Spot each line that carries the word "Timmelsjoch"; copy those lines.

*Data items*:
⟨

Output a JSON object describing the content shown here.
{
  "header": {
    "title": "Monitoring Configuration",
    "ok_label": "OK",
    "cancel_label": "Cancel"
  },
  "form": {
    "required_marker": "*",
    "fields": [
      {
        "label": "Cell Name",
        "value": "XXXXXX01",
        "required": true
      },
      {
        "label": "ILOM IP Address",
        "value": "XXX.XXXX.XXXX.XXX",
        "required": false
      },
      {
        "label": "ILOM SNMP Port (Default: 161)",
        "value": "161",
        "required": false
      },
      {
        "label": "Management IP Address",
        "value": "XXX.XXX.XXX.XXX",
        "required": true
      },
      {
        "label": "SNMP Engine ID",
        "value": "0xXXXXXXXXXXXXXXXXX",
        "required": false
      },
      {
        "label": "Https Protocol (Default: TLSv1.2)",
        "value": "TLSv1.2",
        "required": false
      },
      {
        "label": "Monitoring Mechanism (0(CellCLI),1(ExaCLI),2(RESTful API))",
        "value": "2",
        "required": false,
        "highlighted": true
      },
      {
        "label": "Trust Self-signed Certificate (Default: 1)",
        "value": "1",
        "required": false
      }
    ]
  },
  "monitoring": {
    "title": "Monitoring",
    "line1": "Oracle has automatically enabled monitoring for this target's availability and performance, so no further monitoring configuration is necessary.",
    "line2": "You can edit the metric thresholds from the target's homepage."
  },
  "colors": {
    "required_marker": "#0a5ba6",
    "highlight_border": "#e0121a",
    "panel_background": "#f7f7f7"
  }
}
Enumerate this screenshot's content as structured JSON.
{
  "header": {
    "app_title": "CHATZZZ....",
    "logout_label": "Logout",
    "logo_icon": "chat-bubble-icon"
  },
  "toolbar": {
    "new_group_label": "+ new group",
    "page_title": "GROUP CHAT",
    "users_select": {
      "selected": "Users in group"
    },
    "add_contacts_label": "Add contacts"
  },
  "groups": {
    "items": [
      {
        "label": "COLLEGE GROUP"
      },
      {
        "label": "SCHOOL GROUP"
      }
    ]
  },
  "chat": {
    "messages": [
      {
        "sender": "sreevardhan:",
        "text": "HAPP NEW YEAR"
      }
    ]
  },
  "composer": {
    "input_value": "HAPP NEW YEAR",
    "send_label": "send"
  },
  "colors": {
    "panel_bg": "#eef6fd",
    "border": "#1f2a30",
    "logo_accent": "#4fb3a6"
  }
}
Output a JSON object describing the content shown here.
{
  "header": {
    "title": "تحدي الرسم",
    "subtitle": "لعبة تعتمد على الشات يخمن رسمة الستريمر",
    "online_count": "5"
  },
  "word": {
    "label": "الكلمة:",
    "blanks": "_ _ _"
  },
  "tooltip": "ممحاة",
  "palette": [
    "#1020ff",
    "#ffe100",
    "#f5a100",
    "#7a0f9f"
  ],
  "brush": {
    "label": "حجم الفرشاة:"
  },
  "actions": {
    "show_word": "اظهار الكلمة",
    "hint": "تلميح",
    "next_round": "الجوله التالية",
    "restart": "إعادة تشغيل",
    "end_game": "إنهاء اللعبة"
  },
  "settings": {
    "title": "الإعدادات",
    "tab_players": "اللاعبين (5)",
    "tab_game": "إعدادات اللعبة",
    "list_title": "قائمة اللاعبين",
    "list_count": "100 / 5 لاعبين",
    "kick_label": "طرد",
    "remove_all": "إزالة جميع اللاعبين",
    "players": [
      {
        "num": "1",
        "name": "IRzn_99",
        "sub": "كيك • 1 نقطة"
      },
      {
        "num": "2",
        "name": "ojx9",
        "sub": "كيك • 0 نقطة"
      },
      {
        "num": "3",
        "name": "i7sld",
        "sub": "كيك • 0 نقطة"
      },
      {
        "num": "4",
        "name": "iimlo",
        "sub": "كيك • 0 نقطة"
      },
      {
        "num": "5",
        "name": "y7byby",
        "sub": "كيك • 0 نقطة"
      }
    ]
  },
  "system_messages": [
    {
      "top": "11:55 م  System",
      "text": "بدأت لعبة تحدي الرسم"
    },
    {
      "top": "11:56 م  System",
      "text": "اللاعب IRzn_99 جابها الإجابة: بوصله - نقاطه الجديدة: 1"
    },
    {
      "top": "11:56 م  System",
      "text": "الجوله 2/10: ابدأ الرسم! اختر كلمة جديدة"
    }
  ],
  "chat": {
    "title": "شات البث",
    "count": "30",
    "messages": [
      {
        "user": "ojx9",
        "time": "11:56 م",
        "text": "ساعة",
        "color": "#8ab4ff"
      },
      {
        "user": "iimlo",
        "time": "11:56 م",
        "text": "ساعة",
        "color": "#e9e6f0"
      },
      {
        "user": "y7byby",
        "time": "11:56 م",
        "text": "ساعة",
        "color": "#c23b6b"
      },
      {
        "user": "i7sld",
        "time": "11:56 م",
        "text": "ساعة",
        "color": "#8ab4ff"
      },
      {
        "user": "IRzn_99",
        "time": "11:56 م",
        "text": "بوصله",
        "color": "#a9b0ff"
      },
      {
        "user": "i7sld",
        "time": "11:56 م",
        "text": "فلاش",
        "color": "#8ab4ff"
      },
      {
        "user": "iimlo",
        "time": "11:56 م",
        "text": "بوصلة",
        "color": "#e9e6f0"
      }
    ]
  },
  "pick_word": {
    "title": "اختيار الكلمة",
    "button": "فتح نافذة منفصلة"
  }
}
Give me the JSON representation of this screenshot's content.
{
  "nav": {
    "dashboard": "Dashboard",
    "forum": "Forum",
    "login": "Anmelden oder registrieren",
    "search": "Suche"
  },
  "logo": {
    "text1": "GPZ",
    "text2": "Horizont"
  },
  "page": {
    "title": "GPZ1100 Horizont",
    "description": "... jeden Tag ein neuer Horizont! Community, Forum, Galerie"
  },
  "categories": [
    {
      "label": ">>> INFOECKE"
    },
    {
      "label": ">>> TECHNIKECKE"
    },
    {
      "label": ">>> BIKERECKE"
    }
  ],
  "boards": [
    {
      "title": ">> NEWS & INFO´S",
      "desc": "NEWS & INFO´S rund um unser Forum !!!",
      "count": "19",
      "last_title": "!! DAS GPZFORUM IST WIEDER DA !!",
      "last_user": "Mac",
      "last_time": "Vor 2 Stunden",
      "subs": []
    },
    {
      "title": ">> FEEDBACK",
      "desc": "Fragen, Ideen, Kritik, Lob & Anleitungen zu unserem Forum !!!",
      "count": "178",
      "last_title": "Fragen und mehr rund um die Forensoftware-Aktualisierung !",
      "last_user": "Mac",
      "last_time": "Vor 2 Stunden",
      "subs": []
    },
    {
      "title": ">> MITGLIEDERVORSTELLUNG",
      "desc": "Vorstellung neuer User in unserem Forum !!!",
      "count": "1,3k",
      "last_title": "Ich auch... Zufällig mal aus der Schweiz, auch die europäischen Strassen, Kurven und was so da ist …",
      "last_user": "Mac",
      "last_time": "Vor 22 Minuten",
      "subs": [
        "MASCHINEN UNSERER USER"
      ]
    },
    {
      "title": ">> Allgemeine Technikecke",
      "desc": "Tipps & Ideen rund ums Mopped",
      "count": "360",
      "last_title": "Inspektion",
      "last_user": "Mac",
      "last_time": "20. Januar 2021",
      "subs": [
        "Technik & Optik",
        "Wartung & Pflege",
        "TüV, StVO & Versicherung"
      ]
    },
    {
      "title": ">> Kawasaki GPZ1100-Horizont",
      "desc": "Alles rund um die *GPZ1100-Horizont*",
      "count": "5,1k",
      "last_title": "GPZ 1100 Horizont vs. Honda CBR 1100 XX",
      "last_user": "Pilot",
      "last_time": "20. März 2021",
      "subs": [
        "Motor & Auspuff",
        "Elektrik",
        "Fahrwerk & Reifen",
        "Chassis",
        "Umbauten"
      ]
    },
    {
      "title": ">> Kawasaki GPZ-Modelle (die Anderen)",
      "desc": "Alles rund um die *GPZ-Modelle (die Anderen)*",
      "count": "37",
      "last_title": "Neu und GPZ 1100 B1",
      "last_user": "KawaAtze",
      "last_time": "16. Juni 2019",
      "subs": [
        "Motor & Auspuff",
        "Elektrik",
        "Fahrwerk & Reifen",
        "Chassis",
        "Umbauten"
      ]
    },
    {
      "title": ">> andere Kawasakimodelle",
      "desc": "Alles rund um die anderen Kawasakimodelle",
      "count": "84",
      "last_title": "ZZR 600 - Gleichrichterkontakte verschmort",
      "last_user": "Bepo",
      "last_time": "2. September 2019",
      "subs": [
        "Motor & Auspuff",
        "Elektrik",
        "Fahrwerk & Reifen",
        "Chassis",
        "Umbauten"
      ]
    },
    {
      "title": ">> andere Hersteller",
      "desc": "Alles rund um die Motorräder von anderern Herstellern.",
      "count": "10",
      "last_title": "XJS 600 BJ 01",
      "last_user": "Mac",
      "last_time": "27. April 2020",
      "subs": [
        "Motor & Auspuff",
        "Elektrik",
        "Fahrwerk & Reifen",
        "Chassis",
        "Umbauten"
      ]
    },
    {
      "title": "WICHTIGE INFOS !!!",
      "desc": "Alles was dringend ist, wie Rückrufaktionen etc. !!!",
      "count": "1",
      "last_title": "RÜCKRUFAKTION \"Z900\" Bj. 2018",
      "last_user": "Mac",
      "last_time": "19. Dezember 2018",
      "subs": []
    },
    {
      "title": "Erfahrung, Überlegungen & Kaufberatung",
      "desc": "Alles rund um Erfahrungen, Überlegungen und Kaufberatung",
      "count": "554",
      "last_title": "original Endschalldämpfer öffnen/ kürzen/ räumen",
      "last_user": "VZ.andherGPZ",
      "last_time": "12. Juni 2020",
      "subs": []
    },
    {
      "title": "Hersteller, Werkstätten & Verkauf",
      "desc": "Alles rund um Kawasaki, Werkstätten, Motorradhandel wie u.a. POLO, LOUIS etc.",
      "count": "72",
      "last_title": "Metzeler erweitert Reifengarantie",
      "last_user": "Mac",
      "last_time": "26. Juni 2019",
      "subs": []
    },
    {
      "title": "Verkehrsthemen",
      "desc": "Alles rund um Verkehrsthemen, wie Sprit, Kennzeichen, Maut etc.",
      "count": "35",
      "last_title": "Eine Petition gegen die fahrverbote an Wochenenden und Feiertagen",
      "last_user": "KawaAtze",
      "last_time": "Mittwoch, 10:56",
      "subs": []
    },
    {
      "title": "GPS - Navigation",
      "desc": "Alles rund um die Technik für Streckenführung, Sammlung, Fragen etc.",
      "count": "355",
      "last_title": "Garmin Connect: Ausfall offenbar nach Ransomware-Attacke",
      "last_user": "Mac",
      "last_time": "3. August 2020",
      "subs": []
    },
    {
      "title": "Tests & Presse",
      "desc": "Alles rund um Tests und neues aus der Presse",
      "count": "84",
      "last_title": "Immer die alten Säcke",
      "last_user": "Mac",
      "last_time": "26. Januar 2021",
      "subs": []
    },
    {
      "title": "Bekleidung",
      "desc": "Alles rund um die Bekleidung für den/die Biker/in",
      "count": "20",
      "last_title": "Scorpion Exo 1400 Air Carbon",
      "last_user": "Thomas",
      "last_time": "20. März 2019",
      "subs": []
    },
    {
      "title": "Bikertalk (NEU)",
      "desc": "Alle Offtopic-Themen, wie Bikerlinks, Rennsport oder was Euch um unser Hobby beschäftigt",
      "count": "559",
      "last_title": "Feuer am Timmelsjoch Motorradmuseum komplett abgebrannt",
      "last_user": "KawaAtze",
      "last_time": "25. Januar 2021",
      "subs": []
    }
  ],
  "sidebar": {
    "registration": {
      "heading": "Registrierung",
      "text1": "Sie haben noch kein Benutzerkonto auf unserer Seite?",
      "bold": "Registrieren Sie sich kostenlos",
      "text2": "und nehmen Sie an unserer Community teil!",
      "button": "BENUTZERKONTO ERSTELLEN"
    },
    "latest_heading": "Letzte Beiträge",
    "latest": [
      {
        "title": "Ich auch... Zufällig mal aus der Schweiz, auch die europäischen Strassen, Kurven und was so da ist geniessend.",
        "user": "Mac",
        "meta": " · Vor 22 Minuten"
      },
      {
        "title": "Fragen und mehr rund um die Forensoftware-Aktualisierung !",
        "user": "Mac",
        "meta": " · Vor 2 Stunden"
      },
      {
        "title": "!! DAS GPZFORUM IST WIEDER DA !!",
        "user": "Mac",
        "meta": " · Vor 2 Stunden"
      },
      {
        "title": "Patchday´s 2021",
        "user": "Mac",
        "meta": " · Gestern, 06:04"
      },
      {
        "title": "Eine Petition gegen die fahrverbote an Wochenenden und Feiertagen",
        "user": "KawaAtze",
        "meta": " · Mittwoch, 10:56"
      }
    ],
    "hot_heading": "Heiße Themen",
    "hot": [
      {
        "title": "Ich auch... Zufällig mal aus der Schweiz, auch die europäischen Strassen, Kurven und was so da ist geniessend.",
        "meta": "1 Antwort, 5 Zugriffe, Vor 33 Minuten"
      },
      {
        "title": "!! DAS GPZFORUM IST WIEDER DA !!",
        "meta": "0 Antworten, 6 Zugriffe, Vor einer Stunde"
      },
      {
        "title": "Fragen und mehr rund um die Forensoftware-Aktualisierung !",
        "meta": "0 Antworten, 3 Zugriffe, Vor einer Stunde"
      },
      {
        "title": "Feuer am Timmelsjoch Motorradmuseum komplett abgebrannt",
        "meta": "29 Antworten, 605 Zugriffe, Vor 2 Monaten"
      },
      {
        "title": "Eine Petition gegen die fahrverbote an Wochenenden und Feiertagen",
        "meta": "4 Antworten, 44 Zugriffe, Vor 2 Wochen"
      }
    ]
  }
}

⟩

*RESULT*:
      "last_title": "Feuer am Timmelsjoch Motorradmuseum komplett abgebrannt",
        "title": "Feuer am Timmelsjoch Motorradmuseum komplett abgebrannt",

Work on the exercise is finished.